» **Tarefa pedida 1**
Segundo o texto sobre o dossiê de megaeventos, em que local o dossiê foi lançado?
» **Tarefa pedida 2**
Atualize o texto sobre o dossiê de megaeventos: reproduza o trecho de "Após o lançamento, a" até "principais questões discutidas.", inclusive, trocando "semana" por "quinzena".

» **Texto fornecido**
::::::::::

O dossiê “Megaeventos e Violações dos Direitos Humanos” aponta três pontos polêmicos em relação às políticas públicas de segurança no contexto da preparação do Rio de Janeiro para a Copa do Mundo e Olimpíadas. O primeiro refere-se à privatização do espaço público para a Fifa; o segundo, à permanência dos sistemas de vigilância depois da realização da Copa; e o terceiro ponto está relacionado aos altos gastos na área e ao risco de aumento do problema do tráfico de armas.
Os pesquisadores do Observatório das Metrópoles participaram, em parceria com o Comitê Popular Rio Copa e Olimpíadas, da elaboração do dossiê “Megaeventos e Violações dos Direitos Humanos no Rio de Janeiro”, o qual foi lançado no dia 19 de abril no Clube de Engenharia no Centro do Rio de Janeiro, reunindo a relatora da ONU para o direito à moradia, Raquel Rolnik; o presidente da Associação de Moradores da Vila Autódromo, Altair Antunes Guimarães, e o professor Orlando Santos Júnior, representante do Comitê Popular da Copa e do Instituto de Pesquisa e Planejamento Urbano e Regional (IPPUR/UFRJ).
Após o lançamento, a equipe do Boletim Observatório tem divulgado, a cada semana, os eixos temáticos do dossiê com o objetivo de ampliar, ainda mais, o debate sobre os megaeventos na capital fluminense. Nesta edição, o destaque é o tema da Segurança Pública. Leia a seguir as principais questões discutidas.
DOSSIÊ: “Megaeventos e Violação dos Direitos Humanos no Rio”
Comitê Popular Rio Copa e Olimpíadas
Tema: Segurança Pública
Uma das prioridades dos organizadores dos megaeventos é a organização da segurança pública. Seja a Copa do Mundo, as Olimpíadas ou uma conferência internacional das Nações Unidas como a Rio+20, tais eventos reúnem importantes autoridades e chefes de Estado de diversos países, centenas de milhares de turistas internacionais e nacionais, equipes com seus atletas multimilionários, repórteres e jornalistas de diversos canais de comunicação, produtores, VIPs e VVIPs, entre outros.

::::::::::

» **Entradas fornecidas**
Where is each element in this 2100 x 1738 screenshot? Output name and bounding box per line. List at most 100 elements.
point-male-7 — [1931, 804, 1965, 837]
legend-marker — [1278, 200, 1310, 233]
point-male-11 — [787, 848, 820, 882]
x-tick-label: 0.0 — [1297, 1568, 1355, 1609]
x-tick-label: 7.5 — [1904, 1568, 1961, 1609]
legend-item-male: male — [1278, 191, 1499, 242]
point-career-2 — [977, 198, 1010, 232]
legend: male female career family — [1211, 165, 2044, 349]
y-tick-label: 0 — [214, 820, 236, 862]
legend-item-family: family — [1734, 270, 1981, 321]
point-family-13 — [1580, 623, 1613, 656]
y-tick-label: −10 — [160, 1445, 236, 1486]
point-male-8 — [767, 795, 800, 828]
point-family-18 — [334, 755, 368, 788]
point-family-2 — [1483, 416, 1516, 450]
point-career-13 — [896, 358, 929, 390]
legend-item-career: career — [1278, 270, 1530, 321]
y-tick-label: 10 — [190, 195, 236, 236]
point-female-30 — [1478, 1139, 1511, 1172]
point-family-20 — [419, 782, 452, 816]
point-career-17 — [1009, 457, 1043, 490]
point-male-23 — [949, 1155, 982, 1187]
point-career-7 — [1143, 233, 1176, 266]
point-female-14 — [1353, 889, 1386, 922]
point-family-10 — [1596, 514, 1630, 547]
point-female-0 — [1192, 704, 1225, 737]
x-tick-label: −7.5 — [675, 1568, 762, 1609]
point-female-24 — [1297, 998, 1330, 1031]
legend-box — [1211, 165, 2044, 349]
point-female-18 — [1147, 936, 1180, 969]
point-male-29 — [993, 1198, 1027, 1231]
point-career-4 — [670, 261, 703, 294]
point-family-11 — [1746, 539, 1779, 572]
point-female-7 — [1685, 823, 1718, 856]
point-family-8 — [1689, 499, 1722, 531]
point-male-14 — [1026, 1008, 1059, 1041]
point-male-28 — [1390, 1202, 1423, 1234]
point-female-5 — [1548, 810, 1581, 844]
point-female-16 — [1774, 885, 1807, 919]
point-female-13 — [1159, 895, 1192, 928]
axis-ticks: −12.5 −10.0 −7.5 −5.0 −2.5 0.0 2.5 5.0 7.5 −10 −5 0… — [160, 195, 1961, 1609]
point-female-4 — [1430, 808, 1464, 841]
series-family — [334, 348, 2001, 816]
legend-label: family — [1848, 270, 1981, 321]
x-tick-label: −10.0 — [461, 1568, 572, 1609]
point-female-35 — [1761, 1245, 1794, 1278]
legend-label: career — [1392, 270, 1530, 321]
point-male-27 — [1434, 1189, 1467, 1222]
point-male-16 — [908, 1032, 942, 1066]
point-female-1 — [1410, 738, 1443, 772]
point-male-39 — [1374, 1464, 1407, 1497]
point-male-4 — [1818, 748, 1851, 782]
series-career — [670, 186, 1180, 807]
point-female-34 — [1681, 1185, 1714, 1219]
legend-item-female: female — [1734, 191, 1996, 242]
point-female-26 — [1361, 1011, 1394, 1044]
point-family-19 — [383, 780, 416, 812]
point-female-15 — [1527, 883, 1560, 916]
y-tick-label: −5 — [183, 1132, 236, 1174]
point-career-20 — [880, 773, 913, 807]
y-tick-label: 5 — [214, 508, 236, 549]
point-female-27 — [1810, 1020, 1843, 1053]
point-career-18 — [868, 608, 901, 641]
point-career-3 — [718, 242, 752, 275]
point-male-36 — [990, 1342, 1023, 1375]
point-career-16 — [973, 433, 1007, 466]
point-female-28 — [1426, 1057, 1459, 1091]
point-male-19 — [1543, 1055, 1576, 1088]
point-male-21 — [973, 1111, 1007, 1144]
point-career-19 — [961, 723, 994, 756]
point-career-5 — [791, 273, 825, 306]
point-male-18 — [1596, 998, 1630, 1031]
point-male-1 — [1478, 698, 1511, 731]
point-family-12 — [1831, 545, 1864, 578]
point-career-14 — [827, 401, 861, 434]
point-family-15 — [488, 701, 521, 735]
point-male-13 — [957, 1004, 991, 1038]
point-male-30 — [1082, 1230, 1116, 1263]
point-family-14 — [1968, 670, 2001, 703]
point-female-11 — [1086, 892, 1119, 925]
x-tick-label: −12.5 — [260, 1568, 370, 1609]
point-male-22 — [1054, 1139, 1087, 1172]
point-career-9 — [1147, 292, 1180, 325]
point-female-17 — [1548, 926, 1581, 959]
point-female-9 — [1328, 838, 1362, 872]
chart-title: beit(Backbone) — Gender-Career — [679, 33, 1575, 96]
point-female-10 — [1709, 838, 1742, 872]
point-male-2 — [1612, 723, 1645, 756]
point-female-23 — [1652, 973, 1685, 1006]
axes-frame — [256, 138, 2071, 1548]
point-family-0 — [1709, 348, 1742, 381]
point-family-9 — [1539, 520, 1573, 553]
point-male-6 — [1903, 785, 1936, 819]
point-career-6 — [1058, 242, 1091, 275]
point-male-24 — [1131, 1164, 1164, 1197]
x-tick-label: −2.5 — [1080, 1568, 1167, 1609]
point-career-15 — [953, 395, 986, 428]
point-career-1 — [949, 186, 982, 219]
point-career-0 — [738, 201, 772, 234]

::::::::::

» **Resolução 1**
No Clube de Engenharia, no Centro do Rio de Janeiro.

» **Resolução 2**
Após o lançamento, a equipe do Boletim Observatório tem divulgado, a cada quinzena, os eixos temáticos do dossiê com o objetivo de ampliar, ainda mais, o debate sobre os megaeventos na capital fluminense. Nesta edição, o destaque é o tema da Segurança Pública. Leia a seguir as principais questões discutidas.